[Layout dataset entries]
+-------+
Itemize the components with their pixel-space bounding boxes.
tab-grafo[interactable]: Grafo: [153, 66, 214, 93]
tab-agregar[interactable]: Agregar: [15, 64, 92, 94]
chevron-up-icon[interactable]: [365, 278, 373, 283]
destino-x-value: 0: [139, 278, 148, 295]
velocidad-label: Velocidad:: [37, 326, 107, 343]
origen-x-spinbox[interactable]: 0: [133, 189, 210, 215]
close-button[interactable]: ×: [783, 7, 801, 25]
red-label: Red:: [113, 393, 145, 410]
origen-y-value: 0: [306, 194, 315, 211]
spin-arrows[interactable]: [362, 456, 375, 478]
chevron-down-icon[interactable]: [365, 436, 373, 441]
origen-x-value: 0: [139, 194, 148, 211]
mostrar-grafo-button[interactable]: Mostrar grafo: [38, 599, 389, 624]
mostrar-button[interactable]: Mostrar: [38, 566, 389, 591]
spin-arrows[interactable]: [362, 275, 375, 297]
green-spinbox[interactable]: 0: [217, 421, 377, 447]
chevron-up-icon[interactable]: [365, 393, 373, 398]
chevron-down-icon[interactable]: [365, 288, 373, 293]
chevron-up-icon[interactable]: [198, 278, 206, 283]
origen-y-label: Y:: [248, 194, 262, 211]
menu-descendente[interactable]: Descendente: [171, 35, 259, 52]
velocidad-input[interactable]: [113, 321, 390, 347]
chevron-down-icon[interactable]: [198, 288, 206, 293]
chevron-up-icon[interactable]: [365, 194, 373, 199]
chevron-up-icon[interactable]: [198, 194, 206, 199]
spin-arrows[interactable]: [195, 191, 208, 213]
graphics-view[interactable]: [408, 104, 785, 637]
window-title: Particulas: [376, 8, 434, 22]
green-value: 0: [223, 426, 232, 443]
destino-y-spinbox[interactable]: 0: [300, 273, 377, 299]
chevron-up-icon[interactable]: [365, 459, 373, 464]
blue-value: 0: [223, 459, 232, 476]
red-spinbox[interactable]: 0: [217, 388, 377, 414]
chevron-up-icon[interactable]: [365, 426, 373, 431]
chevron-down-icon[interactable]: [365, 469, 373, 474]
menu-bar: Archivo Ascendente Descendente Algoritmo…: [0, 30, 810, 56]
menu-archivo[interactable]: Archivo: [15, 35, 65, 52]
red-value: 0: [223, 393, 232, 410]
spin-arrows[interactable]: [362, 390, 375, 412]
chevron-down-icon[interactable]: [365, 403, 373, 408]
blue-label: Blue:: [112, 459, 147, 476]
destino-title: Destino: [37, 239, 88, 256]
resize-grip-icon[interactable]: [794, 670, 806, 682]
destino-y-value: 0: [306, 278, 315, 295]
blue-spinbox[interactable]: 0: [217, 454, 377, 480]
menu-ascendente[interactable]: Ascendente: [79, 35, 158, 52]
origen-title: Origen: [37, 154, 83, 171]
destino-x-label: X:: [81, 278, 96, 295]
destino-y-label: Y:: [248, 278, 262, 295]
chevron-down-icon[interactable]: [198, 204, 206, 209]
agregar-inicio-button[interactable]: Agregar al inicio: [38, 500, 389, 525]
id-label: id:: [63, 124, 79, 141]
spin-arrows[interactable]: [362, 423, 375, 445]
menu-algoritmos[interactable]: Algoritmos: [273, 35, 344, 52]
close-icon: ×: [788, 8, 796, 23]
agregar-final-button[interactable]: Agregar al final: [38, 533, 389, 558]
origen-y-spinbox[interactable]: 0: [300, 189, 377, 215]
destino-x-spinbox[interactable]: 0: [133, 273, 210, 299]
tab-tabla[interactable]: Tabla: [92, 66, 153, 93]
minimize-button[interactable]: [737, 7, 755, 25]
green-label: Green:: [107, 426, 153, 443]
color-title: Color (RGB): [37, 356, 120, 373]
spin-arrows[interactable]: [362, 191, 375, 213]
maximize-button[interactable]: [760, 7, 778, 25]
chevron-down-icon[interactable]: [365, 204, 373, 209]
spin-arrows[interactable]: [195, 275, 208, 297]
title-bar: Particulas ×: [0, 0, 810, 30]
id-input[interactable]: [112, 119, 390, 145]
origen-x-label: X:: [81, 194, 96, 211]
+-------+
PROBLEM DESCRIPTION:
Please copy the lines above word for word, from the first line through the line containing "spin-arrows[interactable]: [195, 191, 208, 213]".

TASK RESPONSE:
Itemize the components with their pixel-space bounding boxes.
tab-grafo[interactable]: Grafo: [153, 66, 214, 93]
tab-agregar[interactable]: Agregar: [15, 64, 92, 94]
chevron-up-icon[interactable]: [365, 278, 373, 283]
destino-x-value: 0: [139, 278, 148, 295]
velocidad-label: Velocidad:: [37, 326, 107, 343]
origen-x-spinbox[interactable]: 0: [133, 189, 210, 215]
close-button[interactable]: ×: [783, 7, 801, 25]
red-label: Red:: [113, 393, 145, 410]
origen-y-value: 0: [306, 194, 315, 211]
spin-arrows[interactable]: [362, 456, 375, 478]
chevron-down-icon[interactable]: [365, 436, 373, 441]
origen-x-value: 0: [139, 194, 148, 211]
mostrar-grafo-button[interactable]: Mostrar grafo: [38, 599, 389, 624]
mostrar-button[interactable]: Mostrar: [38, 566, 389, 591]
spin-arrows[interactable]: [362, 275, 375, 297]
green-spinbox[interactable]: 0: [217, 421, 377, 447]
chevron-up-icon[interactable]: [365, 393, 373, 398]
chevron-down-icon[interactable]: [365, 288, 373, 293]
chevron-up-icon[interactable]: [198, 278, 206, 283]
origen-y-label: Y:: [248, 194, 262, 211]
menu-descendente[interactable]: Descendente: [171, 35, 259, 52]
velocidad-input[interactable]: [113, 321, 390, 347]
chevron-down-icon[interactable]: [198, 288, 206, 293]
chevron-up-icon[interactable]: [365, 194, 373, 199]
chevron-up-icon[interactable]: [198, 194, 206, 199]
spin-arrows[interactable]: [195, 191, 208, 213]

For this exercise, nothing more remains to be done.